What needs to be done:
Pictures aside, repeat every entry exactly.

Exercise inputs:
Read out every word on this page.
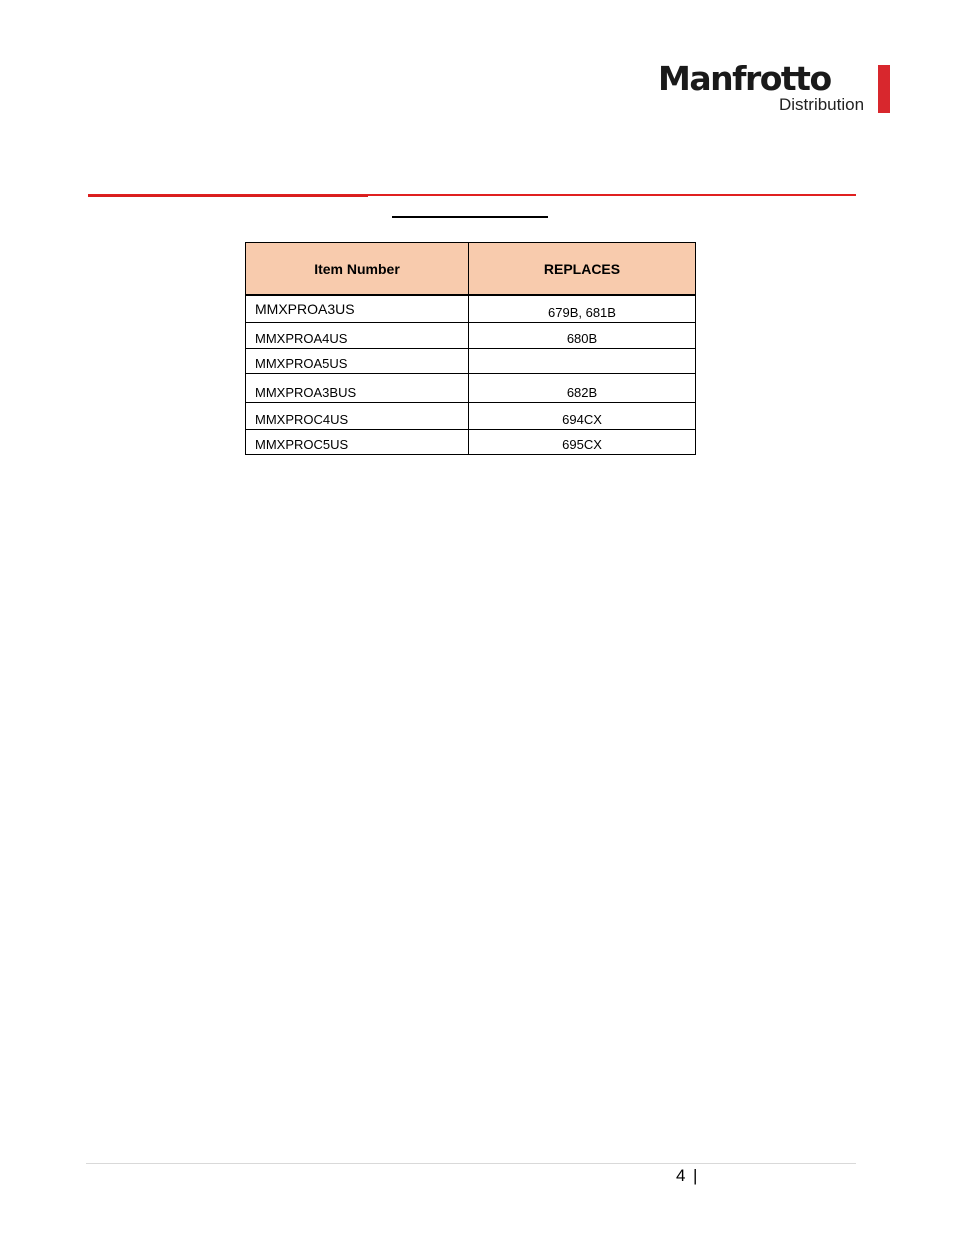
Manfrotto
Distribution
Item Number	REPLACES
MMXPROA3US	679B, 681B
MMXPROA4US	680B
MMXPROA5US	
MMXPROA3BUS	682B
MMXPROC4US	694CX
MMXPROC5US	695CX
4 |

Solution to this exercise:
Read out every word on this page.
Manfrotto
Distribution
Item Number	REPLACES
MMXPROA3US	679B, 681B
MMXPROA4US	680B
MMXPROA5US	
MMXPROA3BUS	682B
MMXPROC4US	694CX
MMXPROC5US	695CX
4 |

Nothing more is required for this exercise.